**TASK PROMPT:** Output every entry exactly as written.

==============================

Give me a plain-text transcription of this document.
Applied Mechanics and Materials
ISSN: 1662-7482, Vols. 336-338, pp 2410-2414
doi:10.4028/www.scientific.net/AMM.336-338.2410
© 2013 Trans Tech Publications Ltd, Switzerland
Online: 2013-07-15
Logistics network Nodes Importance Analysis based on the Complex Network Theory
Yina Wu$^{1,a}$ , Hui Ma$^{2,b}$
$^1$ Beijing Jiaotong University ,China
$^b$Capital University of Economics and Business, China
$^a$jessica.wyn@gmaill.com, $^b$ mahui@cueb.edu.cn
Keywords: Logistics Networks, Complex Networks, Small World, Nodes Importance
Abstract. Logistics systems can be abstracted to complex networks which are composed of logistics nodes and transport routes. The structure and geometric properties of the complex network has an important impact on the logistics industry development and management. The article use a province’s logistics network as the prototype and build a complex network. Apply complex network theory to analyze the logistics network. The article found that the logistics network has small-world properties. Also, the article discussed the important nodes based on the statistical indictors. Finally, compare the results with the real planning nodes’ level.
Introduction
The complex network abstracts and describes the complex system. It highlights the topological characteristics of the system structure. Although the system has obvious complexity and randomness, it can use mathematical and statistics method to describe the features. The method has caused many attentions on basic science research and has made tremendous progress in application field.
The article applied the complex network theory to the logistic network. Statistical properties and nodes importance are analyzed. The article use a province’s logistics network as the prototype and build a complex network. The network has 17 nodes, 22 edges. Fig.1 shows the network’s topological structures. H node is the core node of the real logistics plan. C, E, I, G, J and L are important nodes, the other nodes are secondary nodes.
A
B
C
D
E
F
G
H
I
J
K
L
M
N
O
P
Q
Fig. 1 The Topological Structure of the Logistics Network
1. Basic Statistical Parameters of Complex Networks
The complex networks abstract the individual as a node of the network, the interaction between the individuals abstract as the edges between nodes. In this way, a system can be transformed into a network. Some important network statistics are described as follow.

==============================

**PROBLEM SOLUTION:**
Give me a plain-text transcription of this document.
Applied Mechanics and Materials
ISSN: 1662-7482, Vols. 336-338, pp 2410-2414
doi:10.4028/www.scientific.net/AMM.336-338.2410
© 2013 Trans Tech Publications Ltd, Switzerland
Online: 2013-07-15
Logistics network Nodes Importance Analysis based on the Complex Network Theory
Yina Wu$^{1,a}$ , Hui Ma$^{2,b}$
$^1$ Beijing Jiaotong University ,China
$^b$Capital University of Economics and Business, China
$^a$jessica.wyn@gmaill.com, $^b$ mahui@cueb.edu.cn
Keywords: Logistics Networks, Complex Networks, Small World, Nodes Importance
Abstract. Logistics systems can be abstracted to complex networks which are composed of logistics nodes and transport routes. The structure and geometric properties of the complex network has an important impact on the logistics industry development and management. The article use a province’s logistics network as the prototype and build a complex network. Apply complex network theory to analyze the logistics network. The article found that the logistics network has small-world properties. Also, the article discussed the important nodes based on the statistical indictors. Finally, compare the results with the real planning nodes’ level.
Introduction
The complex network abstracts and describes the complex system. It highlights the topological characteristics of the system structure. Although the system has obvious complexity and randomness, it can use mathematical and statistics method to describe the features. The method has caused many attentions on basic science research and has made tremendous progress in application field.
The article applied the complex network theory to the logistic network. Statistical properties and nodes importance are analyzed. The article use a province’s logistics network as the prototype and build a complex network. The network has 17 nodes, 22 edges. Fig.1 shows the network’s topological structures. H node is the core node of the real logistics plan. C, E, I, G, J and L are important nodes, the other nodes are secondary nodes.
A
B
C
D
E
F
G
H
I
J
K
L
M
N
O
P
Q
Fig. 1 The Topological Structure of the Logistics Network
1. Basic Statistical Parameters of Complex Networks
The complex networks abstract the individual as a node of the network, the interaction between the individuals abstract as the edges between nodes. In this way, a system can be transformed into a network. Some important network statistics are described as follow.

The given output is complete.